Assignment » Copy whichever lines of the data hold the word "this".

Records excerpted from a collection »
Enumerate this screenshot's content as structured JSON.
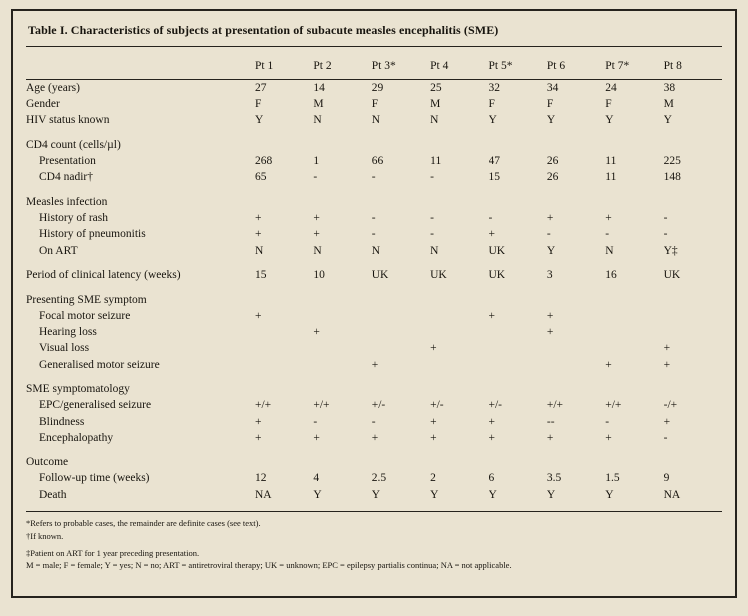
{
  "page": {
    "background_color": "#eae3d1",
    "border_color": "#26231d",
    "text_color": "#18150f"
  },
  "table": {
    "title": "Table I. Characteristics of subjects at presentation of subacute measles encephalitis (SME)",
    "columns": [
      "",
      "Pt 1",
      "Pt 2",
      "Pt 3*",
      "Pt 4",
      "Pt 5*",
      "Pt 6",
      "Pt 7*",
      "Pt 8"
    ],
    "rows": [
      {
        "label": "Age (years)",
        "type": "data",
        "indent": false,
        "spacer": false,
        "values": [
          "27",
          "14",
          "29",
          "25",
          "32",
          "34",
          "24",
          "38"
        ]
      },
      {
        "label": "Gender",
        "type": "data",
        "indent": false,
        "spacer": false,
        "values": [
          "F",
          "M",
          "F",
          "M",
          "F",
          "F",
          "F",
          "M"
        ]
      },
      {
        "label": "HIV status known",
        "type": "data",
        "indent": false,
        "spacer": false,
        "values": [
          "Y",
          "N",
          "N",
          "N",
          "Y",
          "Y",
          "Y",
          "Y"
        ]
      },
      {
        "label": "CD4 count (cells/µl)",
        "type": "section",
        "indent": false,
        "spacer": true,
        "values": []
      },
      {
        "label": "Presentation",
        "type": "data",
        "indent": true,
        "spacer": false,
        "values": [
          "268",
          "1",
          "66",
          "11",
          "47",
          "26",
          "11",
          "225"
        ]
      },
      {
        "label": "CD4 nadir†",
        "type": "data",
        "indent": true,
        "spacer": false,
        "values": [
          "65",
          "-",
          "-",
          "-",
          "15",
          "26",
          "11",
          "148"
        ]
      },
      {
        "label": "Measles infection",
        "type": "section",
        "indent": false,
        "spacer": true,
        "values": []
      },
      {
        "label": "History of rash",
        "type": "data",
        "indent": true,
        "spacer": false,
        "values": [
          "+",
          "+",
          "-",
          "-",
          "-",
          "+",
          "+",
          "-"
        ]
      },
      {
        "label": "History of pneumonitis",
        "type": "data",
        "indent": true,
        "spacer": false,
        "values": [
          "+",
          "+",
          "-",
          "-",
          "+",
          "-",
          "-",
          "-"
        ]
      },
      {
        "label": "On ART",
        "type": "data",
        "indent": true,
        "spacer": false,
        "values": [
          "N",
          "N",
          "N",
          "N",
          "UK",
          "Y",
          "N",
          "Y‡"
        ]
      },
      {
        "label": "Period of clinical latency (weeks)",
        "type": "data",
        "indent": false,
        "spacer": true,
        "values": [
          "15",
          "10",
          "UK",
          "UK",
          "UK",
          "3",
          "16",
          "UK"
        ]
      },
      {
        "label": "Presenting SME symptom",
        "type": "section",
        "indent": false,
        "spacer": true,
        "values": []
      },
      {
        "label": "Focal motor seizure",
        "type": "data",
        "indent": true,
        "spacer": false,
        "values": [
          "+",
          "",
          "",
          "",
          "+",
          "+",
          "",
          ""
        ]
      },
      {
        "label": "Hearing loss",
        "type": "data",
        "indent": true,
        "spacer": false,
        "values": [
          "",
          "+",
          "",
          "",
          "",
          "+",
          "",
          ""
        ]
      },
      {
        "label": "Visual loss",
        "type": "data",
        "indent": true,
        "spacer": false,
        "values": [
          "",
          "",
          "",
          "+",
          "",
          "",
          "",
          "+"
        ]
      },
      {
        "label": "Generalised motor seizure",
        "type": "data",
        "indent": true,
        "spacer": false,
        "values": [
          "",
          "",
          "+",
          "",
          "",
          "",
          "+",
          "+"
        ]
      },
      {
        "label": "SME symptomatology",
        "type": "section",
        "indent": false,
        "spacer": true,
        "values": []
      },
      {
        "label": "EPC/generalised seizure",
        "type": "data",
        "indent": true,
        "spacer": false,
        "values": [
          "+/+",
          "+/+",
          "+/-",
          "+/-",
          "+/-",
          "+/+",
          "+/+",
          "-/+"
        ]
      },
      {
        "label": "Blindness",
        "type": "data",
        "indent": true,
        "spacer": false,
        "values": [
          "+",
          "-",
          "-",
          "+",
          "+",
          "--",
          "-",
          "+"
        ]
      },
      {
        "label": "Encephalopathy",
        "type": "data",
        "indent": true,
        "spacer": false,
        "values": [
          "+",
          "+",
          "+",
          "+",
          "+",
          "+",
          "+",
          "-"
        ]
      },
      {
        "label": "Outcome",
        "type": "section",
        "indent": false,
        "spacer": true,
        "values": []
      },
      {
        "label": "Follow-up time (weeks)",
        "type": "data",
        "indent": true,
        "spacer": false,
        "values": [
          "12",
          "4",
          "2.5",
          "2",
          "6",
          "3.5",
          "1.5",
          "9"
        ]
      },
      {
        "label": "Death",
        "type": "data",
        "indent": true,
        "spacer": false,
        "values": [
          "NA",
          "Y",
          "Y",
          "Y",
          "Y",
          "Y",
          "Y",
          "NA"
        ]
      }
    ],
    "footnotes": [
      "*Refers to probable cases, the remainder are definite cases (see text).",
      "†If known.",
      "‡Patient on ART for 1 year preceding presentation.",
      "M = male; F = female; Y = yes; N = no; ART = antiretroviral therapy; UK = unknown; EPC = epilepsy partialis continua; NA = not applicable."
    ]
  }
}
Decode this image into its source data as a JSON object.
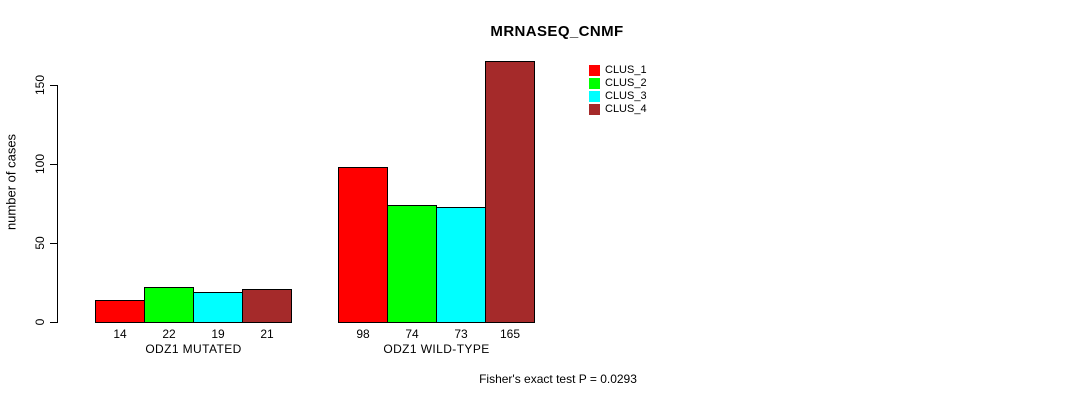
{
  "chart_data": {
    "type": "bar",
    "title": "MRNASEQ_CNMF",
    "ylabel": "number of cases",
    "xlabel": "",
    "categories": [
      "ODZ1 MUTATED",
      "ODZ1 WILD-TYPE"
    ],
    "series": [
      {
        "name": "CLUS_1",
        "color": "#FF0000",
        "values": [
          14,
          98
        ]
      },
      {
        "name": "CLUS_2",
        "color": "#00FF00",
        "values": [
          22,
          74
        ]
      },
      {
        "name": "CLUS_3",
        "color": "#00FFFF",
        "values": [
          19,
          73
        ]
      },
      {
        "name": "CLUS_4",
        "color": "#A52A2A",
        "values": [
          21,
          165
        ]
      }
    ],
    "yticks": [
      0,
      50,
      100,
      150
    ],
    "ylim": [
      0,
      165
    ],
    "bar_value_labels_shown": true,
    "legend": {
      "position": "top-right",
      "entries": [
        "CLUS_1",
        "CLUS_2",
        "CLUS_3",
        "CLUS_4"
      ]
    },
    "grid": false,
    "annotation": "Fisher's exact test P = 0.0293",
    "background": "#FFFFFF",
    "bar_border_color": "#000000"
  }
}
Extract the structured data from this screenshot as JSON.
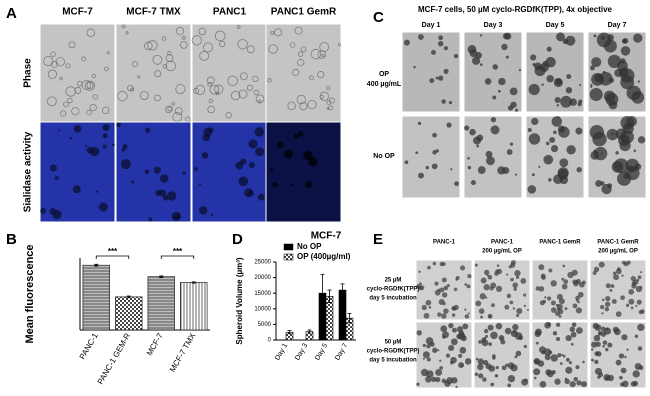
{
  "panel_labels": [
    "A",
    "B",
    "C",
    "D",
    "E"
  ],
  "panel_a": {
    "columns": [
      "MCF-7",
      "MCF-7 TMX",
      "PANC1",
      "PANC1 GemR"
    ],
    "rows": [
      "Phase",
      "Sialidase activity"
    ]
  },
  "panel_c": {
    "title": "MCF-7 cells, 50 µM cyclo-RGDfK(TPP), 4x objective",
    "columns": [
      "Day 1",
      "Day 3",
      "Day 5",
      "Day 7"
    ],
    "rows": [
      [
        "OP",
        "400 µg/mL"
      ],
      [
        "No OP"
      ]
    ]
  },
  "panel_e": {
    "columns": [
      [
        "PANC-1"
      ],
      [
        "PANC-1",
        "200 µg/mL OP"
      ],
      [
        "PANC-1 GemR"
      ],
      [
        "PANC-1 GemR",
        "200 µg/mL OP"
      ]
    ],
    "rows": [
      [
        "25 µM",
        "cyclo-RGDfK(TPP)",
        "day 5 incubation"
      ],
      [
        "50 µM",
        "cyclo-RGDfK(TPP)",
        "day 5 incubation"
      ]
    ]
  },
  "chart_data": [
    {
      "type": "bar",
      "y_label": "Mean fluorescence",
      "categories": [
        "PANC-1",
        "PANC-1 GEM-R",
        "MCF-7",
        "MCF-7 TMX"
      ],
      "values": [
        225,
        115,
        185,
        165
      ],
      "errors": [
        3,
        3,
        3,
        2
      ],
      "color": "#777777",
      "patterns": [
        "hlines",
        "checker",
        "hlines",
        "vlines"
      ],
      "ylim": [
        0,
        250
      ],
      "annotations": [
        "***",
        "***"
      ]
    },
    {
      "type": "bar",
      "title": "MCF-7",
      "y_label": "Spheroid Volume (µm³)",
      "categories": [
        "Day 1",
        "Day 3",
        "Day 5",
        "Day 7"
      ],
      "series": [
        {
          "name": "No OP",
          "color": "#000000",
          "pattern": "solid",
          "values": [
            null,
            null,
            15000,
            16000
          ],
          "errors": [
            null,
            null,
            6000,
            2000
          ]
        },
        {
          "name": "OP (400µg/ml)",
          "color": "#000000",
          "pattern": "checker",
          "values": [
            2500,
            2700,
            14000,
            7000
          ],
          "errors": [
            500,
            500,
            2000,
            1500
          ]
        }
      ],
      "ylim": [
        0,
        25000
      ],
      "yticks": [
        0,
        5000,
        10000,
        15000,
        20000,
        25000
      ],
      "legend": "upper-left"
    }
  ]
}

Answer section »
Enumerate this screenshot's content as structured JSON.
Decode this image into its source data as a JSON object.
Extract the structured data from this screenshot as JSON.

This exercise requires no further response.